*Exercise requirements*
Show every line below where "можем" can be found.
----------------
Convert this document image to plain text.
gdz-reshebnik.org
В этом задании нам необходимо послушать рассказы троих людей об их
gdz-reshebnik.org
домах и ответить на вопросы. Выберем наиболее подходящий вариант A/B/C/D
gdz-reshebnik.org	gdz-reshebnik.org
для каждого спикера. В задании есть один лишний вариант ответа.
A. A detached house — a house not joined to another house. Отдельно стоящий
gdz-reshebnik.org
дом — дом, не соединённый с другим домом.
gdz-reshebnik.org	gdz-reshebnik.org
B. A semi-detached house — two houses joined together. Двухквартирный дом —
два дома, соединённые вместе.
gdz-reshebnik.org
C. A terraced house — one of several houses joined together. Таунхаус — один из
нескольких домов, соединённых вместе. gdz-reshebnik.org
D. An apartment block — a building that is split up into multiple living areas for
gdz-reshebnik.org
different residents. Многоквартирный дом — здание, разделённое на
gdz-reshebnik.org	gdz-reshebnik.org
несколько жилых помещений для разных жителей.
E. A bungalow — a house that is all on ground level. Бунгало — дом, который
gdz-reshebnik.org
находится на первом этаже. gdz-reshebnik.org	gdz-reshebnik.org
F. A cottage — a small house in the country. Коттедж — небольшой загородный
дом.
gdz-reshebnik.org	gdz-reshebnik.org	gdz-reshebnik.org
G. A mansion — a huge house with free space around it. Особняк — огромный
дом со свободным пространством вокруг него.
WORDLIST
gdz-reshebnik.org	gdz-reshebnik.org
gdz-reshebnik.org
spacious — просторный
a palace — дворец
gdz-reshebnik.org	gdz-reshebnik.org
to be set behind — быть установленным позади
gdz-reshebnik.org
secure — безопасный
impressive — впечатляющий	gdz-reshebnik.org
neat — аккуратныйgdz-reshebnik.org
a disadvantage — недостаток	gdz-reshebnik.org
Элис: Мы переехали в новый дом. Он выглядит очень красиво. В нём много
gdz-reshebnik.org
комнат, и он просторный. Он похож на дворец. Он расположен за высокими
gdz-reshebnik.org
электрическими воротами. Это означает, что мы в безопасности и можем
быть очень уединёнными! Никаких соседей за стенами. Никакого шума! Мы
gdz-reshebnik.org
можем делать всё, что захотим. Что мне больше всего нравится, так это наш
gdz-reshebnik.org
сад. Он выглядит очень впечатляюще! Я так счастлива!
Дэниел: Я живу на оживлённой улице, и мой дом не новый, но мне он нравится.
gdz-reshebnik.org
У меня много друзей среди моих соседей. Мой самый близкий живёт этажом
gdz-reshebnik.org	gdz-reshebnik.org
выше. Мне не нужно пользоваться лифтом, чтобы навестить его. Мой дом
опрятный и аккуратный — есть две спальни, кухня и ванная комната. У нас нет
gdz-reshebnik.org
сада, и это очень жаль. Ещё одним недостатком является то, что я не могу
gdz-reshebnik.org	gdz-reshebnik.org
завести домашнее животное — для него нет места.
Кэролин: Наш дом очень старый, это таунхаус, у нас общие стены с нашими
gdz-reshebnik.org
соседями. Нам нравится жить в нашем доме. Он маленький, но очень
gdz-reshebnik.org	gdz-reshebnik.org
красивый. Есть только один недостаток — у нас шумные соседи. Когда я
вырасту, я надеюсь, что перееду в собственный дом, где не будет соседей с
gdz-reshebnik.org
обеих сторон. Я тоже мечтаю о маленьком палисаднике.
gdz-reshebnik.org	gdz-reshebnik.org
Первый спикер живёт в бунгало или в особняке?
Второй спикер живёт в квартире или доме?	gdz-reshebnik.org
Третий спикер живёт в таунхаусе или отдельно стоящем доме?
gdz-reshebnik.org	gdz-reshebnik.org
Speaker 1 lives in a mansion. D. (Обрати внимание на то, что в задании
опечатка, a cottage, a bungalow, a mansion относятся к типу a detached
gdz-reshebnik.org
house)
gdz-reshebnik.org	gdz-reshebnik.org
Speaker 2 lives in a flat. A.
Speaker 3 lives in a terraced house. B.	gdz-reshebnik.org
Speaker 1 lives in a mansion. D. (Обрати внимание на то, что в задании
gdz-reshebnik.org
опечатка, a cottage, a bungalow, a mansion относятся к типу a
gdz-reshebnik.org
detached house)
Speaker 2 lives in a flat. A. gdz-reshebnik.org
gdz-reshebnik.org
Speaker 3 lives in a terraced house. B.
----------------
*The answer*
электрическими воротами. Это означает, что мы в безопасности и можем
можем делать всё, что захотим. Что мне больше всего нравится, так это наш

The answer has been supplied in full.